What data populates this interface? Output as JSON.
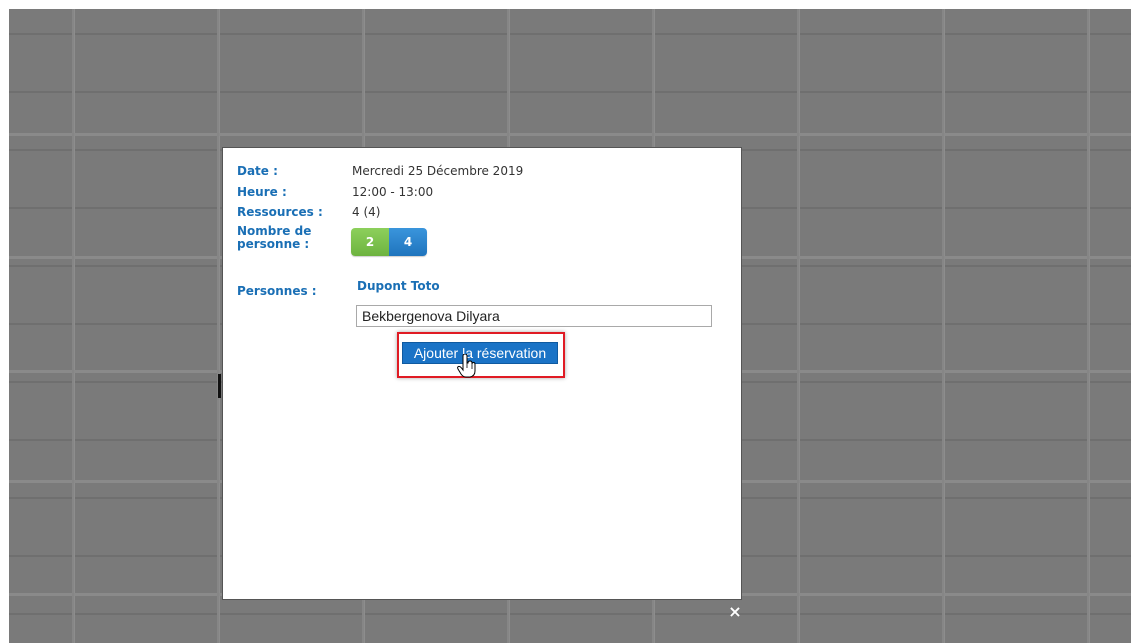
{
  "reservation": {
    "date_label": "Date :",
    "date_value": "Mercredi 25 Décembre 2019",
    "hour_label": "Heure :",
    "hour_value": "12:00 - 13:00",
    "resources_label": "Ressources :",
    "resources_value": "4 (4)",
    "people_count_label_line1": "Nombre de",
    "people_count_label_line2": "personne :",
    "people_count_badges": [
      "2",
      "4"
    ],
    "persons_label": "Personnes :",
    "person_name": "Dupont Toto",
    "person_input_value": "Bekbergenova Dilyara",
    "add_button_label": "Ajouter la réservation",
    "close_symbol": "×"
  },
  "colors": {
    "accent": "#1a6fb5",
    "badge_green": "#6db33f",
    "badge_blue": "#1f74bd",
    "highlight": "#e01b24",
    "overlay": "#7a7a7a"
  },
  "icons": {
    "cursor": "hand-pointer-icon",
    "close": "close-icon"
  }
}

·····

**Written instruction:** Reproduce the data word for word, excluding its pictures.

**Answer to this task:**
What data populates this interface? Output as JSON.
{
  "reservation": {
    "date_label": "Date :",
    "date_value": "Mercredi 25 Décembre 2019",
    "hour_label": "Heure :",
    "hour_value": "12:00 - 13:00",
    "resources_label": "Ressources :",
    "resources_value": "4 (4)",
    "people_count_label_line1": "Nombre de",
    "people_count_label_line2": "personne :",
    "people_count_badges": [
      "2",
      "4"
    ],
    "persons_label": "Personnes :",
    "person_name": "Dupont Toto",
    "person_input_value": "Bekbergenova Dilyara",
    "add_button_label": "Ajouter la réservation",
    "close_symbol": "×"
  },
  "colors": {
    "accent": "#1a6fb5",
    "badge_green": "#6db33f",
    "badge_blue": "#1f74bd",
    "highlight": "#e01b24",
    "overlay": "#7a7a7a"
  },
  "icons": {
    "cursor": "hand-pointer-icon",
    "close": "close-icon"
  }
}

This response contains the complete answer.